CHALLENGE =>
From the entries provided below, copy each line that contains the word "Sensitivity".

---*---

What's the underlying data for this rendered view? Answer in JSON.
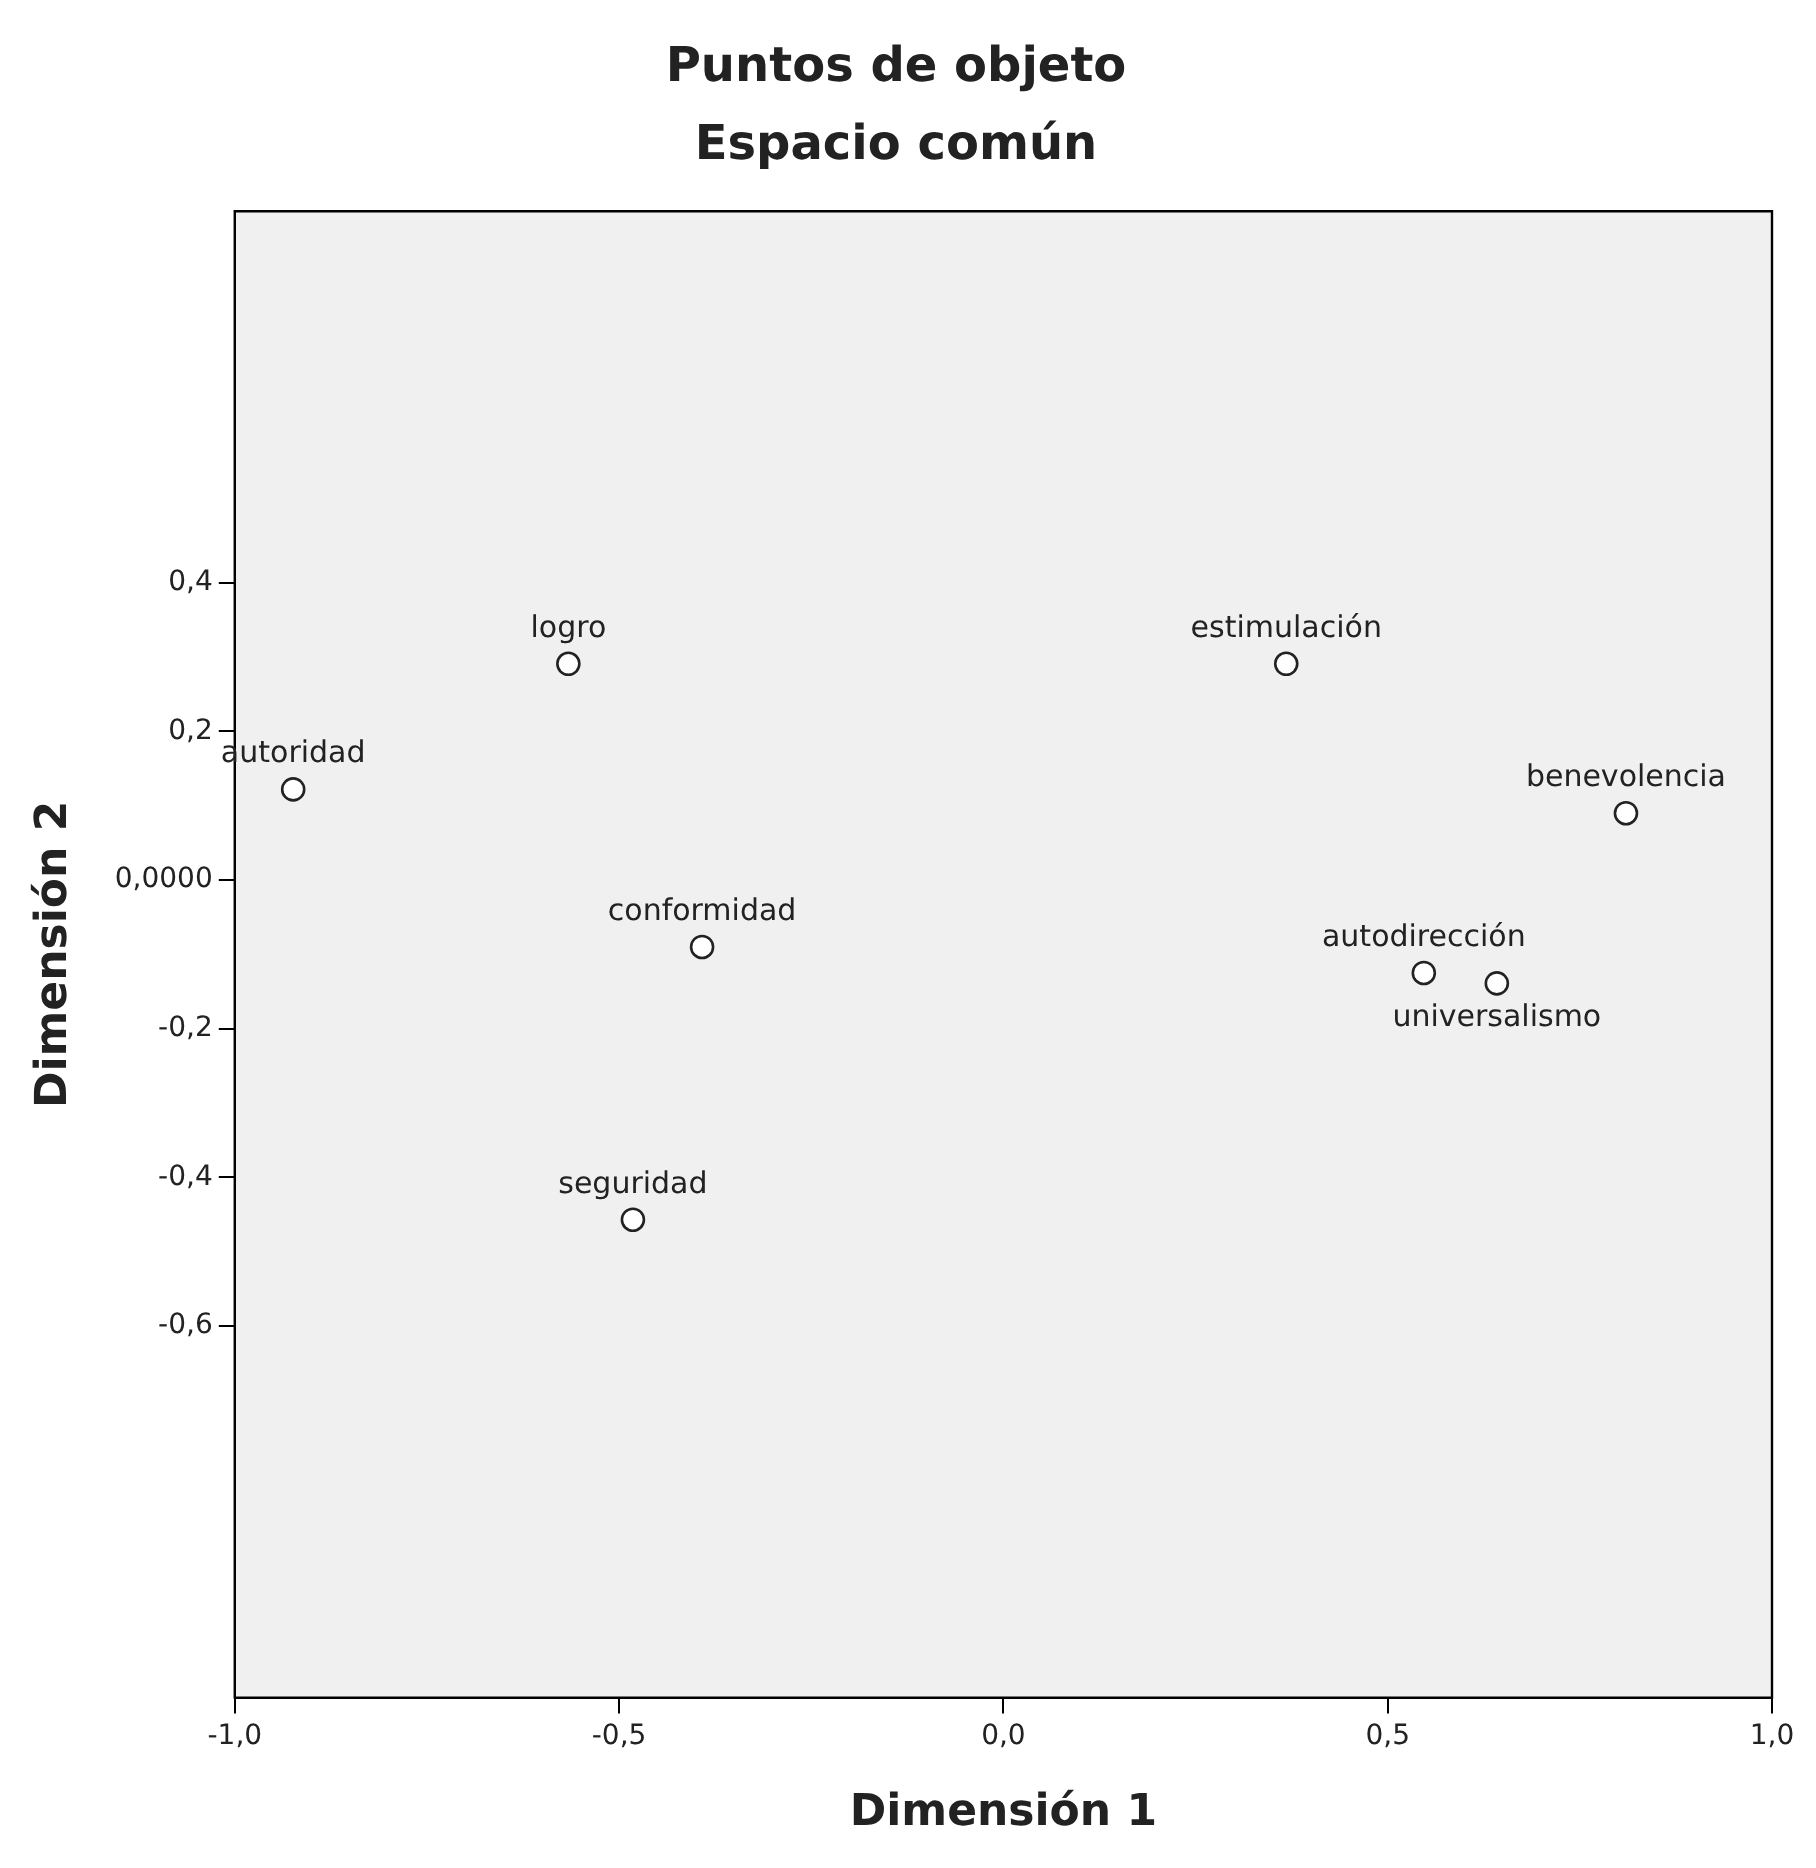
{
  "chart_data": {
    "type": "scatter",
    "title": "Puntos de objeto",
    "subtitle": "Espacio común",
    "xlabel": "Dimensión 1",
    "ylabel": "Dimensión 2",
    "x": [
      -0.924,
      -0.566,
      -0.392,
      -0.482,
      0.368,
      0.81,
      0.547,
      0.642
    ],
    "series": [
      {
        "color": "#222222",
        "values": [
          0.122,
          0.291,
          -0.09,
          -0.457,
          0.291,
          0.09,
          -0.125,
          -0.139
        ]
      }
    ],
    "annotations": [
      {
        "text": "autoridad",
        "x": -0.924,
        "y": 0.122
      },
      {
        "text": "logro",
        "x": -0.566,
        "y": 0.291
      },
      {
        "text": "conformidad",
        "x": -0.392,
        "y": -0.09
      },
      {
        "text": "seguridad",
        "x": -0.482,
        "y": -0.457
      },
      {
        "text": "estimulación",
        "x": 0.368,
        "y": 0.291
      },
      {
        "text": "benevolencia",
        "x": 0.81,
        "y": 0.09
      },
      {
        "text": "autodirección",
        "x": 0.547,
        "y": -0.125
      },
      {
        "text": "universalismo",
        "x": 0.642,
        "y": -0.139
      }
    ],
    "xlim": [
      -1.0,
      1.0
    ],
    "ylim": [
      -1.1,
      0.9
    ],
    "xticks": [
      {
        "value": -1,
        "label": "-1,0"
      },
      {
        "value": -0.5,
        "label": "-0,5"
      },
      {
        "value": 0,
        "label": "0,0"
      },
      {
        "value": 0.5,
        "label": "0,5"
      },
      {
        "value": 1,
        "label": "1,0"
      }
    ],
    "yticks": [
      {
        "value": 0.4,
        "label": "0,4"
      },
      {
        "value": 0.2,
        "label": "0,2"
      },
      {
        "value": 0,
        "label": "0,0000"
      },
      {
        "value": -0.2,
        "label": "-0,2"
      },
      {
        "value": -0.4,
        "label": "-0,4"
      },
      {
        "value": -0.6,
        "label": "-0,6"
      }
    ],
    "grid": false,
    "legend": false,
    "marker": "circle"
  }
}
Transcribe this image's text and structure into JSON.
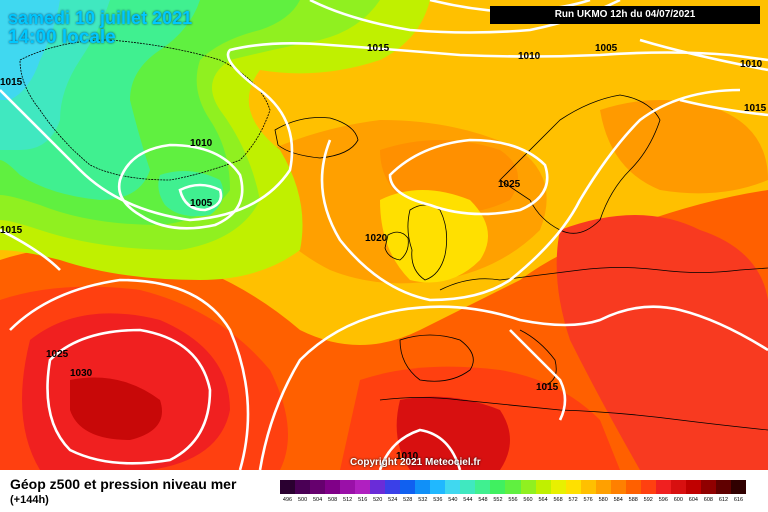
{
  "header": {
    "date": "samedi 10 juillet 2021",
    "time": "14:00 locale",
    "run": "Run UKMO 12h du 04/07/2021"
  },
  "copyright": "Copyright 2021 Meteociel.fr",
  "isobars": [
    "1015",
    "1010",
    "1005",
    "1010",
    "1015",
    "1010",
    "1005",
    "1015",
    "1025",
    "1020",
    "1025",
    "1030",
    "1015",
    "1010"
  ],
  "legend": {
    "title": "Géop z500 et pression niveau mer",
    "subtitle": "(+144h)",
    "scale": [
      {
        "label": "496",
        "color": "#2a0030"
      },
      {
        "label": "500",
        "color": "#4a0055"
      },
      {
        "label": "504",
        "color": "#66006e"
      },
      {
        "label": "508",
        "color": "#800088"
      },
      {
        "label": "512",
        "color": "#9a10a8"
      },
      {
        "label": "516",
        "color": "#b020c0"
      },
      {
        "label": "520",
        "color": "#6a2cd8"
      },
      {
        "label": "524",
        "color": "#3a40e8"
      },
      {
        "label": "528",
        "color": "#1060f0"
      },
      {
        "label": "532",
        "color": "#1090f8"
      },
      {
        "label": "536",
        "color": "#20b8ff"
      },
      {
        "label": "540",
        "color": "#40d8f0"
      },
      {
        "label": "544",
        "color": "#40e8c0"
      },
      {
        "label": "548",
        "color": "#40f090"
      },
      {
        "label": "552",
        "color": "#40f060"
      },
      {
        "label": "556",
        "color": "#60f040"
      },
      {
        "label": "560",
        "color": "#90f020"
      },
      {
        "label": "564",
        "color": "#c0f000"
      },
      {
        "label": "568",
        "color": "#e8f000"
      },
      {
        "label": "572",
        "color": "#ffe000"
      },
      {
        "label": "576",
        "color": "#ffc000"
      },
      {
        "label": "580",
        "color": "#ffa000"
      },
      {
        "label": "584",
        "color": "#ff8000"
      },
      {
        "label": "588",
        "color": "#ff6000"
      },
      {
        "label": "592",
        "color": "#ff4010"
      },
      {
        "label": "596",
        "color": "#f02020"
      },
      {
        "label": "600",
        "color": "#d81010"
      },
      {
        "label": "604",
        "color": "#c00000"
      },
      {
        "label": "608",
        "color": "#900000"
      },
      {
        "label": "612",
        "color": "#600000"
      },
      {
        "label": "616",
        "color": "#300000"
      }
    ]
  }
}
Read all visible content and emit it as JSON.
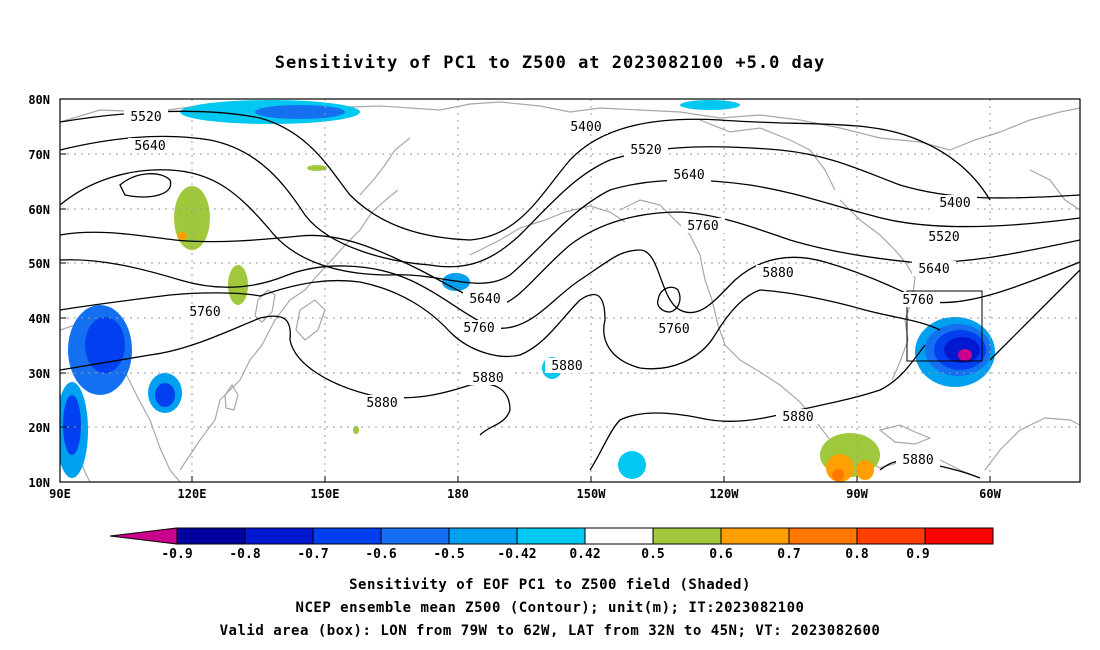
{
  "title": "Sensitivity of PC1 to Z500 at 2023082100 +5.0 day",
  "map": {
    "lat_labels": [
      "80N",
      "70N",
      "60N",
      "50N",
      "40N",
      "30N",
      "20N",
      "10N"
    ],
    "lon_labels": [
      "90E",
      "120E",
      "150E",
      "180",
      "150W",
      "120W",
      "90W",
      "60W"
    ],
    "contour_labels": [
      {
        "id": "c1",
        "text": "5520"
      },
      {
        "id": "c2",
        "text": "5640"
      },
      {
        "id": "c3",
        "text": "5400"
      },
      {
        "id": "c4",
        "text": "5520"
      },
      {
        "id": "c5",
        "text": "5640"
      },
      {
        "id": "c6",
        "text": "5760"
      },
      {
        "id": "c7",
        "text": "5400"
      },
      {
        "id": "c8",
        "text": "5520"
      },
      {
        "id": "c9",
        "text": "5640"
      },
      {
        "id": "c10",
        "text": "5760"
      },
      {
        "id": "c11",
        "text": "5880"
      },
      {
        "id": "c12",
        "text": "5760"
      },
      {
        "id": "c13",
        "text": "5640"
      },
      {
        "id": "c14",
        "text": "5760"
      },
      {
        "id": "c15",
        "text": "5760"
      },
      {
        "id": "c16",
        "text": "5880"
      },
      {
        "id": "c17",
        "text": "5880"
      },
      {
        "id": "c18",
        "text": "5880"
      },
      {
        "id": "c19",
        "text": "5880"
      },
      {
        "id": "c20",
        "text": "5880"
      }
    ]
  },
  "colorbar": {
    "labels": [
      "-0.9",
      "-0.8",
      "-0.7",
      "-0.6",
      "-0.5",
      "-0.42",
      "0.42",
      "0.5",
      "0.6",
      "0.7",
      "0.8",
      "0.9"
    ],
    "colors": [
      "#0000a0",
      "#0018d0",
      "#0040f0",
      "#1470f0",
      "#00a0f0",
      "#00c8f0",
      "#ffffff",
      "#a0c83c",
      "#ffa000",
      "#ff7800",
      "#ff4000",
      "#ff0000"
    ],
    "low_end_color": "#c8008c",
    "high_end_color": "#ff96c8"
  },
  "captions": {
    "line1": "Sensitivity of EOF PC1 to Z500 field (Shaded)",
    "line2": "NCEP ensemble mean Z500 (Contour); unit(m); IT:2023082100",
    "line3": "Valid area (box): LON from 79W to 62W, LAT from 32N to 45N; VT: 2023082600"
  }
}
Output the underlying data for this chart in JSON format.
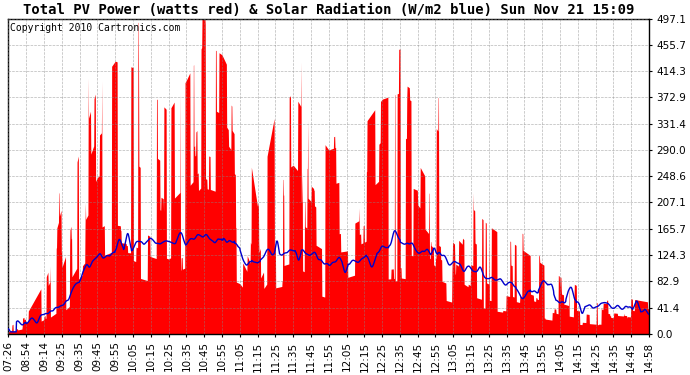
{
  "title": "Total PV Power (watts red) & Solar Radiation (W/m2 blue) Sun Nov 21 15:09",
  "copyright_text": "Copyright 2010 Cartronics.com",
  "yticks": [
    0.0,
    41.4,
    82.9,
    124.3,
    165.7,
    207.1,
    248.6,
    290.0,
    331.4,
    372.9,
    414.3,
    455.7,
    497.1
  ],
  "ymax": 497.1,
  "ymin": 0.0,
  "xtick_labels": [
    "07:26",
    "08:54",
    "09:14",
    "09:25",
    "09:35",
    "09:45",
    "09:55",
    "10:05",
    "10:15",
    "10:25",
    "10:35",
    "10:45",
    "10:55",
    "11:05",
    "11:15",
    "11:25",
    "11:35",
    "11:45",
    "11:55",
    "12:05",
    "12:15",
    "12:25",
    "12:35",
    "12:45",
    "12:55",
    "13:05",
    "13:15",
    "13:25",
    "13:35",
    "13:45",
    "13:55",
    "14:05",
    "14:15",
    "14:25",
    "14:35",
    "14:45",
    "14:58"
  ],
  "red_color": "#FF0000",
  "blue_color": "#0000CC",
  "bg_color": "#FFFFFF",
  "grid_color": "#888888",
  "title_fontsize": 10,
  "copyright_fontsize": 7,
  "tick_fontsize": 7.5,
  "red_envelope": [
    10,
    30,
    80,
    160,
    290,
    390,
    430,
    420,
    380,
    350,
    400,
    460,
    440,
    380,
    200,
    350,
    380,
    330,
    290,
    300,
    330,
    370,
    380,
    360,
    290,
    250,
    200,
    170,
    150,
    130,
    110,
    90,
    75,
    65,
    60,
    55,
    50
  ],
  "blue_smooth": [
    10,
    15,
    30,
    45,
    80,
    120,
    130,
    140,
    145,
    145,
    148,
    150,
    145,
    135,
    110,
    125,
    130,
    125,
    110,
    115,
    120,
    135,
    145,
    138,
    125,
    115,
    100,
    90,
    80,
    70,
    65,
    55,
    50,
    45,
    42,
    40,
    38
  ]
}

---*---

WRITTEN ANSWER =>
  "title": "Sensitivity of PC1 to Z500 at 2023082100 +5.0 day",
    "line1": "Sensitivity of EOF PC1 to Z500 field (Shaded)",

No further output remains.